> _TASK_
Pull each line holding "bene" out of the entries below.

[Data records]
◇ ◇ ◇ ◇ ◇

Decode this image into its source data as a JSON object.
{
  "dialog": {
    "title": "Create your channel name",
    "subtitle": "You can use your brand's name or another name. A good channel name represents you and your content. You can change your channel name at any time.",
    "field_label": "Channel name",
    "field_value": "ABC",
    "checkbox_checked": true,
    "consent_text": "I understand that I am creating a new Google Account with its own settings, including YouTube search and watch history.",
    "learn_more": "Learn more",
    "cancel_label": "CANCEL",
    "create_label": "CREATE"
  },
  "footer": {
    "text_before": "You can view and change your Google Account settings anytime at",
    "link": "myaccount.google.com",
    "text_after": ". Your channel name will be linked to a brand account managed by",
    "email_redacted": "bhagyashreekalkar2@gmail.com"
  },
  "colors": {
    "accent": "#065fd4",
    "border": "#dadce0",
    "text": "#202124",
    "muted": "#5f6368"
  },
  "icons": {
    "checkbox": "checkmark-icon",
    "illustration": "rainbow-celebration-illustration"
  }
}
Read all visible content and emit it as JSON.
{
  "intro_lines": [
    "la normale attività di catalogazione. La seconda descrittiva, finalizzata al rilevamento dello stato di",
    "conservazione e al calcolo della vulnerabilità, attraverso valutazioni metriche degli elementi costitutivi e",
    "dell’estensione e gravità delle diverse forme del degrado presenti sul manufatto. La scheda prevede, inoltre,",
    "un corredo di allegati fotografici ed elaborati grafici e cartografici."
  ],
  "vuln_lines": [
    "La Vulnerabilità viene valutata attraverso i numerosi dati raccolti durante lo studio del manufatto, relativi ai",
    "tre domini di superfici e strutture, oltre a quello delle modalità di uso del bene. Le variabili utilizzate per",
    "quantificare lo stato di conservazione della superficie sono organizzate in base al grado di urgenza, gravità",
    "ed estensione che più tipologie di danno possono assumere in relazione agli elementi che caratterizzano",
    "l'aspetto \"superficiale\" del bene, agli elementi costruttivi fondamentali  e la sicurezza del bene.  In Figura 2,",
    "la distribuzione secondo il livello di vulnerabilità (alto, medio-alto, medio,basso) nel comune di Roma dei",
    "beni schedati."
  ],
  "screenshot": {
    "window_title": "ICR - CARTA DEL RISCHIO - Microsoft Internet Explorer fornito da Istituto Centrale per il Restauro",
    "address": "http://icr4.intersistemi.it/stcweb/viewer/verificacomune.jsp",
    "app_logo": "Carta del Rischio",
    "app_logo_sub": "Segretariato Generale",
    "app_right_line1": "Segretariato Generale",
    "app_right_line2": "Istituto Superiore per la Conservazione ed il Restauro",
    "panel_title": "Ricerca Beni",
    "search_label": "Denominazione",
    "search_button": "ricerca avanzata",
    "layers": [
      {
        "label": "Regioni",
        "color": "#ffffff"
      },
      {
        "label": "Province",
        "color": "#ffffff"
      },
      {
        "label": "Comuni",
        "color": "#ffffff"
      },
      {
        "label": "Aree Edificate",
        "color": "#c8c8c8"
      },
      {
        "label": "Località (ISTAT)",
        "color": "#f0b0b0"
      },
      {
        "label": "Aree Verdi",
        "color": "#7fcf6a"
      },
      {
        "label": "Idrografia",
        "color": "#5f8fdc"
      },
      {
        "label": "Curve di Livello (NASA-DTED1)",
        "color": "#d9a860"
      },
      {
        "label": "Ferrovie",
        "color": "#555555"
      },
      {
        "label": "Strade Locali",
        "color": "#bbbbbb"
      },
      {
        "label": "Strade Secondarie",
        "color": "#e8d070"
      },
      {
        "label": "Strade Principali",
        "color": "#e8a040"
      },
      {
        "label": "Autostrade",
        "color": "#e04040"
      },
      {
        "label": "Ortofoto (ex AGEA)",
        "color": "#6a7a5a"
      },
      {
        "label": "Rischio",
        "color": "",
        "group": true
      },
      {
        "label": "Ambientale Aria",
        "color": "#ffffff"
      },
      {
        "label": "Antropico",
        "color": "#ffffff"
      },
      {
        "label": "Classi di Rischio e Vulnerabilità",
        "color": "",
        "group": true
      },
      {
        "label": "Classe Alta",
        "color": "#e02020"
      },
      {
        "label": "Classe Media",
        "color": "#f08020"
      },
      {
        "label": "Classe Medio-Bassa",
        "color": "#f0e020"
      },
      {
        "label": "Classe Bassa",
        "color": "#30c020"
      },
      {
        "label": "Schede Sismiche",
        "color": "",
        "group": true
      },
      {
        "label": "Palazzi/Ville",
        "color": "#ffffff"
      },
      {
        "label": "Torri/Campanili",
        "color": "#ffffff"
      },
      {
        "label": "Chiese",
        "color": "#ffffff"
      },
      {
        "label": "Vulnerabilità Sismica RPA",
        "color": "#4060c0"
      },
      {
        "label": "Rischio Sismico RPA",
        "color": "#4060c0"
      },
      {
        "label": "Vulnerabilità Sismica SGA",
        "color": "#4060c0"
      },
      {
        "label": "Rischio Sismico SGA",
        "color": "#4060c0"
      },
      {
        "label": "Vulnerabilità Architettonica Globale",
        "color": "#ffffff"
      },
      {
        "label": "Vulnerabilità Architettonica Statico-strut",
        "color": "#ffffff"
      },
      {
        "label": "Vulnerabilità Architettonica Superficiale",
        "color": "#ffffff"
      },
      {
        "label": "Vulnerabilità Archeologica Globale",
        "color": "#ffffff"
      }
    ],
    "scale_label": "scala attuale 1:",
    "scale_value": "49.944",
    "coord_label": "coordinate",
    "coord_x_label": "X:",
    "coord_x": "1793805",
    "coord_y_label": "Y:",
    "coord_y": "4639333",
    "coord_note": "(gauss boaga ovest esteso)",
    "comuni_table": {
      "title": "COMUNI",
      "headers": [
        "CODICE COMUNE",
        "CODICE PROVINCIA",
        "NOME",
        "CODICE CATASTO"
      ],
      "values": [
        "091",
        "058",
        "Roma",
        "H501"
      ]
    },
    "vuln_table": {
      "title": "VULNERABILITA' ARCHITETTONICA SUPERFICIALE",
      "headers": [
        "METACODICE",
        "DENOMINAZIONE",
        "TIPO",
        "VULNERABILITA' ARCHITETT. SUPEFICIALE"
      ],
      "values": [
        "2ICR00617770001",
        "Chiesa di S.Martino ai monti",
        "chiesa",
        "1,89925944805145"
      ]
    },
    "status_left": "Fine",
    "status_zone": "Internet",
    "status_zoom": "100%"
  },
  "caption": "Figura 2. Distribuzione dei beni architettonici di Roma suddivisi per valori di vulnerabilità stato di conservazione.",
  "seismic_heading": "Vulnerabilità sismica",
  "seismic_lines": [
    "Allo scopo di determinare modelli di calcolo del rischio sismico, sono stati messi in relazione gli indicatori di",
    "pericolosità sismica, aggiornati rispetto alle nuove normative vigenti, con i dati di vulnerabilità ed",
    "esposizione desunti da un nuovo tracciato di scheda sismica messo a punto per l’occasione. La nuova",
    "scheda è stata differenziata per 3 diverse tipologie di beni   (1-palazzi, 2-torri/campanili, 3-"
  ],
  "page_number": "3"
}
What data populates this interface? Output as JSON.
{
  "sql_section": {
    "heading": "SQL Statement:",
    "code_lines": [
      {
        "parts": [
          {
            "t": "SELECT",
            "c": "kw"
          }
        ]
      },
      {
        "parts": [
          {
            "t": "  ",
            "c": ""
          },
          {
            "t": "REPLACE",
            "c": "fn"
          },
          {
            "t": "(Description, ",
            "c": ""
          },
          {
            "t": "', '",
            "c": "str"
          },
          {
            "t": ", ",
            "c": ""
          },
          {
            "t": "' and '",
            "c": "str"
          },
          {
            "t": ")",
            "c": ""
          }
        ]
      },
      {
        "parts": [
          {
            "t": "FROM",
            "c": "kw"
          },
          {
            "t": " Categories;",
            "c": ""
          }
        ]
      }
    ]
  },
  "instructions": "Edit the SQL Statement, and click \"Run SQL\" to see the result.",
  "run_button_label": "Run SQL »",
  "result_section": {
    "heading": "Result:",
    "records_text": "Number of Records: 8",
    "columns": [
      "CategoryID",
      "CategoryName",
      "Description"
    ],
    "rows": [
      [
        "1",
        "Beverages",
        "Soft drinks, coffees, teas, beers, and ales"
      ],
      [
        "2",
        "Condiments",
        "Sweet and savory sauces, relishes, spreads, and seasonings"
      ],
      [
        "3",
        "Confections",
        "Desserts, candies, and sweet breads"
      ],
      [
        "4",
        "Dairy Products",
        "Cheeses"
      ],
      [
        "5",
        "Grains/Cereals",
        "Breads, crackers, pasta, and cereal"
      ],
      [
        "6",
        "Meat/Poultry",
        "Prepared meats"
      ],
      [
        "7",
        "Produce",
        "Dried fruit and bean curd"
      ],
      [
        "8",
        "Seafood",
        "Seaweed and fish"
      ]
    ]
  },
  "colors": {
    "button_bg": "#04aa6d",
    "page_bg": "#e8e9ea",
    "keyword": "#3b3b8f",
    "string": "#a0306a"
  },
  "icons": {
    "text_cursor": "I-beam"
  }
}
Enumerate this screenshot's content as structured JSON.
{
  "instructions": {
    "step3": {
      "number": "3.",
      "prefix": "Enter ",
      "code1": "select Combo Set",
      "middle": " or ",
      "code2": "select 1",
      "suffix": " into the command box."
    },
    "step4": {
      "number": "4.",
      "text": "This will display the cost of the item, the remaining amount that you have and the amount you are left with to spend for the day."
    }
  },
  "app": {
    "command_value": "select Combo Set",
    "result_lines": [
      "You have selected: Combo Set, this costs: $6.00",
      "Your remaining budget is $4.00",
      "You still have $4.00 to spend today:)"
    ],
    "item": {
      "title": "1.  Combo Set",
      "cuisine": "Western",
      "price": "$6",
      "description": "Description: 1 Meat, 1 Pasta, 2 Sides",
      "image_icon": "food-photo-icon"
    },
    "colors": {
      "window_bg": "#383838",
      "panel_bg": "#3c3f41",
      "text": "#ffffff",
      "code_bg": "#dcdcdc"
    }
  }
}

◇ ◇ ◇ ◇ ◇

> _PROBLEM SOLUTION_
    "tre domini di superfici e strutture, oltre a quello delle modalità di uso del bene. Le variabili utilizzate per",
    "l'aspetto \"superficiale\" del bene, agli elementi costruttivi fondamentali  e la sicurezza del bene.  In Figura 2,",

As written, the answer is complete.